RECORDS SHOWN
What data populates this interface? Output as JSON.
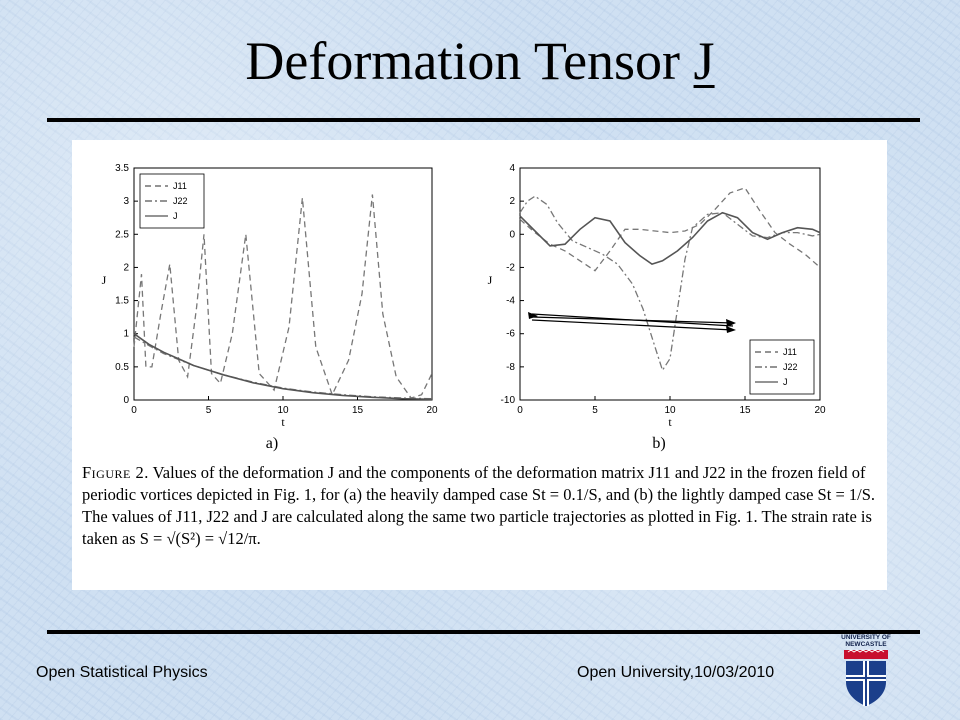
{
  "slide": {
    "title_text": "Deformation Tensor ",
    "title_symbol": "J",
    "footer_left": "Open Statistical Physics",
    "footer_right": "Open University,10/03/2010",
    "logo_line1": "UNIVERSITY OF",
    "logo_line2": "NEWCASTLE"
  },
  "figure": {
    "panel_a_label": "a)",
    "panel_b_label": "b)",
    "caption_fig": "Figure 2.",
    "caption_body": " Values of the deformation J and the components of the deformation matrix J11 and J22 in the frozen field of periodic vortices depicted in Fig. 1, for (a) the heavily damped case St = 0.1/S, and (b) the lightly damped case St = 1/S. The values of J11, J22 and J are calculated along the same two particle trajectories as plotted in Fig. 1. The strain rate is taken as S = √(S²) = √12/π."
  },
  "chart_data": [
    {
      "type": "line",
      "xlabel": "t",
      "ylabel": "J",
      "xlim": [
        0,
        20
      ],
      "ylim": [
        0,
        3.5
      ],
      "xticks": [
        0,
        5,
        10,
        15,
        20
      ],
      "yticks": [
        0,
        0.5,
        1,
        1.5,
        2,
        2.5,
        3,
        3.5
      ],
      "legend_position": "top-left",
      "series": [
        {
          "name": "J11",
          "style": "dashed",
          "x": [
            0,
            0.5,
            0.8,
            1.2,
            1.8,
            2.4,
            3.0,
            3.6,
            4.2,
            4.7,
            5.2,
            5.8,
            6.6,
            7.5,
            8.4,
            9.4,
            10.4,
            11.3,
            12.2,
            13.3,
            14.4,
            15.3,
            16.0,
            16.7,
            17.6,
            18.6,
            19.3,
            20
          ],
          "y": [
            0.8,
            1.9,
            0.5,
            0.5,
            1.3,
            2.05,
            0.6,
            0.35,
            1.4,
            2.5,
            0.4,
            0.25,
            1.0,
            2.5,
            0.4,
            0.15,
            1.1,
            3.05,
            0.8,
            0.08,
            0.6,
            1.6,
            3.1,
            1.3,
            0.35,
            0.03,
            0.08,
            0.4
          ]
        },
        {
          "name": "J22",
          "style": "dashdot",
          "x": [
            0,
            1,
            2,
            4,
            6,
            8,
            10,
            12,
            14,
            16,
            18,
            20
          ],
          "y": [
            0.95,
            0.82,
            0.7,
            0.52,
            0.38,
            0.27,
            0.18,
            0.12,
            0.08,
            0.05,
            0.03,
            0.02
          ]
        },
        {
          "name": "J",
          "style": "solid",
          "x": [
            0,
            1,
            2,
            3,
            4,
            6,
            8,
            10,
            12,
            14,
            16,
            18,
            20
          ],
          "y": [
            1.0,
            0.84,
            0.72,
            0.62,
            0.52,
            0.38,
            0.26,
            0.17,
            0.11,
            0.07,
            0.04,
            0.02,
            0.01
          ]
        }
      ]
    },
    {
      "type": "line",
      "xlabel": "t",
      "ylabel": "J",
      "xlim": [
        0,
        20
      ],
      "ylim": [
        -10,
        4
      ],
      "xticks": [
        0,
        5,
        10,
        15,
        20
      ],
      "yticks": [
        -10,
        -8,
        -6,
        -4,
        -2,
        0,
        2,
        4
      ],
      "legend_position": "bottom-right",
      "series": [
        {
          "name": "J11",
          "style": "dashed",
          "x": [
            0,
            1,
            2,
            3,
            4,
            5,
            6,
            7,
            8,
            9,
            10,
            11,
            12,
            13,
            14,
            15,
            16,
            17,
            18,
            19,
            20
          ],
          "y": [
            0.9,
            0.1,
            -0.6,
            -1.0,
            -1.6,
            -2.2,
            -1.0,
            0.3,
            0.3,
            0.2,
            0.1,
            0.2,
            0.6,
            1.5,
            2.5,
            2.8,
            1.4,
            0.1,
            -0.6,
            -1.2,
            -2.0
          ]
        },
        {
          "name": "J22",
          "style": "dashdot",
          "x": [
            0,
            0.5,
            1,
            1.8,
            2.5,
            3.5,
            4.5,
            5.5,
            6.5,
            7.5,
            8.2,
            9.0,
            9.5,
            10,
            10.5,
            11,
            11.5,
            12.5,
            13.5,
            14.5,
            15.5,
            16.5,
            17.5,
            18.5,
            19.5,
            20
          ],
          "y": [
            1.3,
            2.0,
            2.3,
            1.8,
            0.7,
            -0.4,
            -0.8,
            -1.2,
            -1.8,
            -3.0,
            -4.5,
            -6.8,
            -8.2,
            -7.5,
            -4.5,
            -1.5,
            0.4,
            1.2,
            1.3,
            0.6,
            -0.1,
            -0.2,
            0.1,
            0.1,
            -0.1,
            0.0
          ]
        },
        {
          "name": "J",
          "style": "solid",
          "x": [
            0,
            1,
            2,
            3,
            4,
            5,
            6,
            7,
            8,
            8.8,
            9.5,
            10.5,
            11.5,
            12.5,
            13.5,
            14.5,
            15.5,
            16.5,
            17.5,
            18.5,
            19.5,
            20
          ],
          "y": [
            1.1,
            0.2,
            -0.7,
            -0.6,
            0.3,
            1.0,
            0.8,
            -0.5,
            -1.3,
            -1.8,
            -1.6,
            -1.0,
            -0.2,
            0.8,
            1.3,
            1.0,
            0.1,
            -0.3,
            0.1,
            0.4,
            0.3,
            0.1
          ]
        }
      ]
    }
  ]
}
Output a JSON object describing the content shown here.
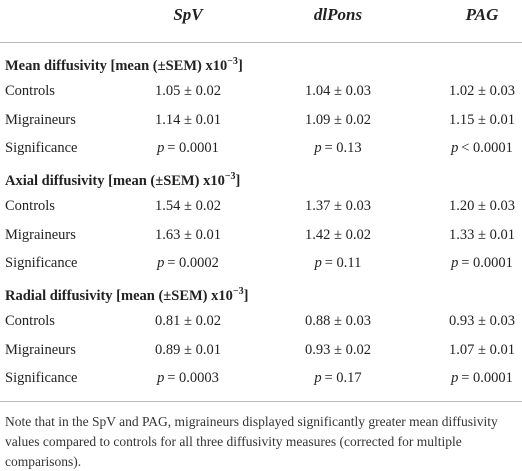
{
  "table": {
    "header": [
      "",
      "SpV",
      "dlPons",
      "PAG"
    ],
    "sections": [
      {
        "label": "Mean diffusivity [mean (±SEM) x10",
        "exponent": "−3",
        "suffix": "]",
        "rows": [
          [
            "Controls",
            "1.05 ± 0.02",
            "1.04 ± 0.03",
            "1.02 ± 0.03"
          ],
          [
            "Migraineurs",
            "1.14 ± 0.01",
            "1.09 ± 0.02",
            "1.15 ± 0.01"
          ]
        ],
        "significance": {
          "label": "Significance",
          "var": "p",
          "values": [
            "= 0.0001",
            "= 0.13",
            "< 0.0001"
          ]
        }
      },
      {
        "label": "Axial diffusivity [mean (±SEM) x10",
        "exponent": "−3",
        "suffix": "]",
        "rows": [
          [
            "Controls",
            "1.54 ± 0.02",
            "1.37 ± 0.03",
            "1.20 ± 0.03"
          ],
          [
            "Migraineurs",
            "1.63 ± 0.01",
            "1.42 ± 0.02",
            "1.33 ± 0.01"
          ]
        ],
        "significance": {
          "label": "Significance",
          "var": "p",
          "values": [
            "= 0.0002",
            "= 0.11",
            "= 0.0001"
          ]
        }
      },
      {
        "label": "Radial diffusivity [mean (±SEM) x10",
        "exponent": "−3",
        "suffix": "]",
        "rows": [
          [
            "Controls",
            "0.81 ± 0.02",
            "0.88 ± 0.03",
            "0.93 ± 0.03"
          ],
          [
            "Migraineurs",
            "0.89 ± 0.01",
            "0.93 ± 0.02",
            "1.07 ± 0.01"
          ]
        ],
        "significance": {
          "label": "Significance",
          "var": "p",
          "values": [
            "= 0.0003",
            "= 0.17",
            "= 0.0001"
          ]
        }
      }
    ],
    "note": "Note that in the SpV and PAG, migraineurs displayed significantly greater mean diffusivity values compared to controls for all three diffusivity measures (corrected for multiple comparisons)."
  }
}
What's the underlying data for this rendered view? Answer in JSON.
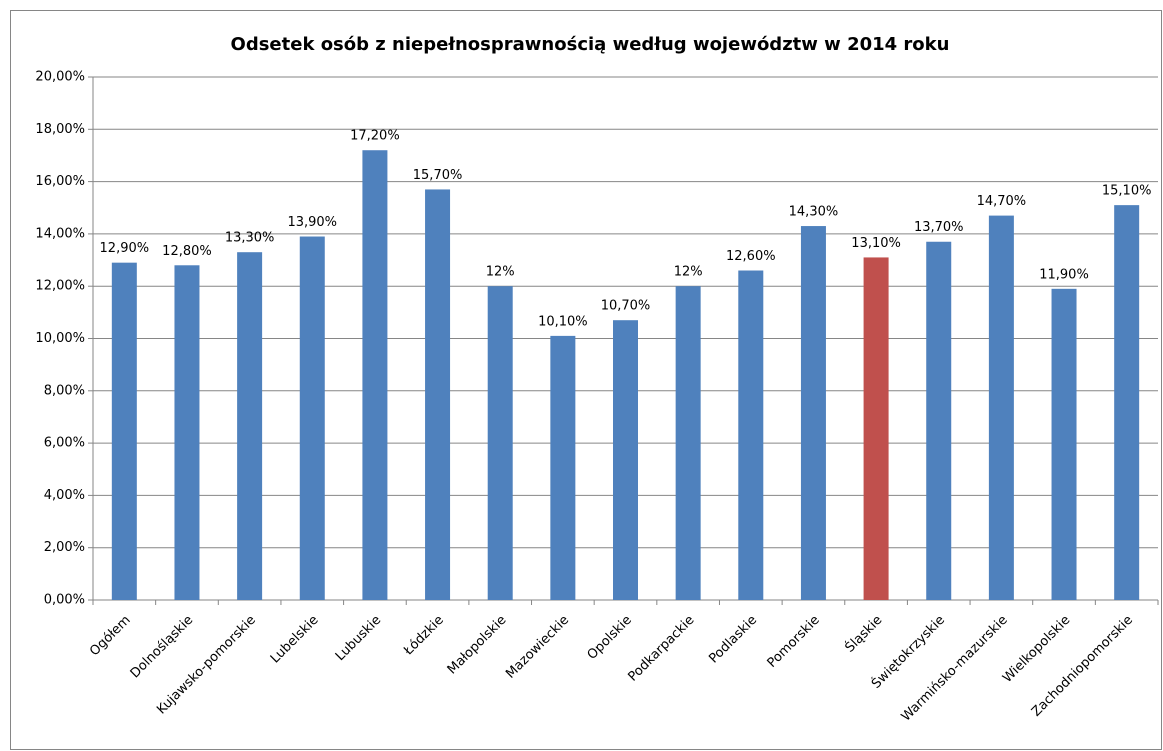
{
  "chart_data": {
    "type": "bar",
    "title": "Odsetek osób z niepełnosprawnością według województw w 2014 roku",
    "categories": [
      "Ogółem",
      "Dolnośląskie",
      "Kujawsko-pomorskie",
      "Lubelskie",
      "Lubuskie",
      "Łódzkie",
      "Małopolskie",
      "Mazowieckie",
      "Opolskie",
      "Podkarpackie",
      "Podlaskie",
      "Pomorskie",
      "Śląskie",
      "Świętokrzyskie",
      "Warmińsko-mazurskie",
      "Wielkopolskie",
      "Zachodniopomorskie"
    ],
    "values": [
      12.9,
      12.8,
      13.3,
      13.9,
      17.2,
      15.7,
      12,
      10.1,
      10.7,
      12,
      12.6,
      14.3,
      13.1,
      13.7,
      14.7,
      11.9,
      15.1
    ],
    "value_labels": [
      "12,90%",
      "12,80%",
      "13,30%",
      "13,90%",
      "17,20%",
      "15,70%",
      "12%",
      "10,10%",
      "10,70%",
      "12%",
      "12,60%",
      "14,30%",
      "13,10%",
      "13,70%",
      "14,70%",
      "11,90%",
      "15,10%"
    ],
    "colors": [
      "#4f81bd",
      "#4f81bd",
      "#4f81bd",
      "#4f81bd",
      "#4f81bd",
      "#4f81bd",
      "#4f81bd",
      "#4f81bd",
      "#4f81bd",
      "#4f81bd",
      "#4f81bd",
      "#4f81bd",
      "#c0504d",
      "#4f81bd",
      "#4f81bd",
      "#4f81bd",
      "#4f81bd"
    ],
    "ylim": [
      0,
      20
    ],
    "yticks": [
      {
        "value": 0,
        "label": "0,00%"
      },
      {
        "value": 2,
        "label": "2,00%"
      },
      {
        "value": 4,
        "label": "4,00%"
      },
      {
        "value": 6,
        "label": "6,00%"
      },
      {
        "value": 8,
        "label": "8,00%"
      },
      {
        "value": 10,
        "label": "10,00%"
      },
      {
        "value": 12,
        "label": "12,00%"
      },
      {
        "value": 14,
        "label": "14,00%"
      },
      {
        "value": 16,
        "label": "16,00%"
      },
      {
        "value": 18,
        "label": "18,00%"
      },
      {
        "value": 20,
        "label": "20,00%"
      }
    ],
    "grid": true
  }
}
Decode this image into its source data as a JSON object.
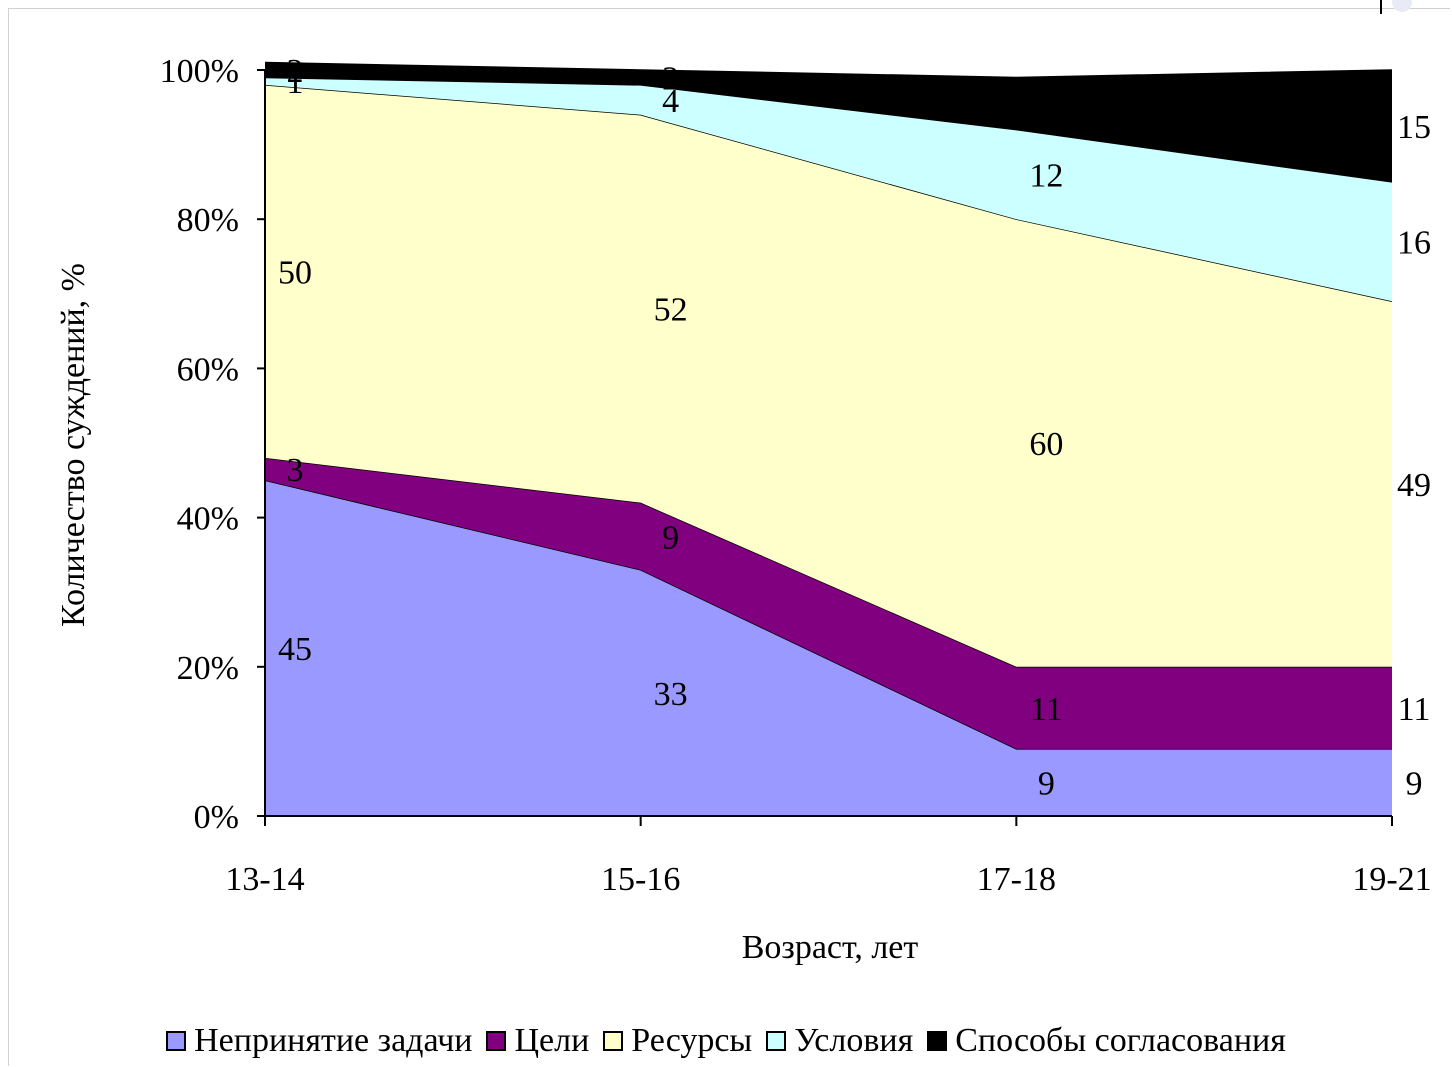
{
  "chart_data": {
    "type": "area",
    "stacked": "percent",
    "xlabel": "Возраст, лет",
    "ylabel": "Количество суждений, %",
    "categories": [
      "13-14",
      "15-16",
      "17-18",
      "19-21"
    ],
    "ytick_labels": [
      "0%",
      "20%",
      "40%",
      "60%",
      "80%",
      "100%"
    ],
    "ylim": [
      0,
      100
    ],
    "grid": false,
    "legend_position": "bottom",
    "series": [
      {
        "name": "Непринятие задачи",
        "color": "#9999ff",
        "values": [
          45,
          33,
          9,
          9
        ],
        "labels": [
          "45",
          "33",
          "9",
          "9"
        ]
      },
      {
        "name": "Цели",
        "color": "#800080",
        "values": [
          3,
          9,
          11,
          11
        ],
        "labels": [
          "3",
          "9",
          "11",
          "11"
        ]
      },
      {
        "name": "Ресурсы",
        "color": "#ffffcc",
        "values": [
          50,
          52,
          60,
          49
        ],
        "labels": [
          "50",
          "52",
          "60",
          "49"
        ]
      },
      {
        "name": "Условия",
        "color": "#ccffff",
        "values": [
          1,
          4,
          12,
          16
        ],
        "labels": [
          "1",
          "4",
          "12",
          "16"
        ]
      },
      {
        "name": "Способы согласования",
        "color": "#000000",
        "values": [
          2,
          2,
          7,
          15
        ],
        "labels": [
          "2",
          "2",
          "7",
          "15"
        ]
      }
    ]
  }
}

THE REQUEST
Filter the data, keeping only the lines that contain "What".

EXERCISE RESULT
What data populates this interface? Output as JSON.
What's the underlying data for this rendered view? Answer in JSON.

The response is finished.